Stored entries
○ ○ ○ ○

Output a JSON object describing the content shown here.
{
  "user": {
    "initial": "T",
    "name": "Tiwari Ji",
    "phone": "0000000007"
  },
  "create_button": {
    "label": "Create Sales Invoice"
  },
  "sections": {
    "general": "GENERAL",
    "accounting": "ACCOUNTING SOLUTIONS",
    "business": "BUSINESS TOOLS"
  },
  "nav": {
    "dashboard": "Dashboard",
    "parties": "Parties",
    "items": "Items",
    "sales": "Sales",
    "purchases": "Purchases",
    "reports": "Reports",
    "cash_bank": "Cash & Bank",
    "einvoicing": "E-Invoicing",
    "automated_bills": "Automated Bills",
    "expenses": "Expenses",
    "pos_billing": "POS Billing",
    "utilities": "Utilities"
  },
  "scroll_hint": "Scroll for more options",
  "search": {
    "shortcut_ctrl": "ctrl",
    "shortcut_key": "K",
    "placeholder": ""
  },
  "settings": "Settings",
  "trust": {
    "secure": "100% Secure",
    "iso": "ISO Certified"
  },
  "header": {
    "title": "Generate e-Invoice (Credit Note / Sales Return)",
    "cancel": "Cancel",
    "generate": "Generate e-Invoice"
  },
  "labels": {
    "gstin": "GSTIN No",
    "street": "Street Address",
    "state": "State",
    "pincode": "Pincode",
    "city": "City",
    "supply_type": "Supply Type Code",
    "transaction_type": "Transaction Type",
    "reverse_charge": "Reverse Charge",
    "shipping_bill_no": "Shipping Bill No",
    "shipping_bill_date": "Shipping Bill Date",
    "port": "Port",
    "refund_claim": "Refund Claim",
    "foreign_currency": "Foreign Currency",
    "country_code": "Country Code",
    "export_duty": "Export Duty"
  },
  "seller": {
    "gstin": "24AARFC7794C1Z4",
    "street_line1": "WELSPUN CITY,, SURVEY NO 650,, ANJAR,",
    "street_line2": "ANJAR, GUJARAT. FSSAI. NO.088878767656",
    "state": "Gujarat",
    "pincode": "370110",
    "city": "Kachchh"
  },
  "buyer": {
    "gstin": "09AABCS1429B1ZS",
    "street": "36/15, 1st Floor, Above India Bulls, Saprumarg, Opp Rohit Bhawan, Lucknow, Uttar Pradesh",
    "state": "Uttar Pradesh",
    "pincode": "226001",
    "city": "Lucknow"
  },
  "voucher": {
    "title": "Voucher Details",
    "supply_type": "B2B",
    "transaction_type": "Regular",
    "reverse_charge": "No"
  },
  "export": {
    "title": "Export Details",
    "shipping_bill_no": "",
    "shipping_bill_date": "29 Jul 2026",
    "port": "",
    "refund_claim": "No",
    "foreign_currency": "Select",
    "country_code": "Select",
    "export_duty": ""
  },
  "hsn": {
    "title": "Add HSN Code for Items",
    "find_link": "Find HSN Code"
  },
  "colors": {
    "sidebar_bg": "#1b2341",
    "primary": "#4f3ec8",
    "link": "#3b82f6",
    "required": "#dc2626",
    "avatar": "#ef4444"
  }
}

○ ○ ○ ○

> [Brief] From the entries above, copy each line holding "gstin".

> [Expected answer]
    "gstin": "GSTIN No",
    "gstin": "24AARFC7794C1Z4",
    "gstin": "09AABCS1429B1ZS",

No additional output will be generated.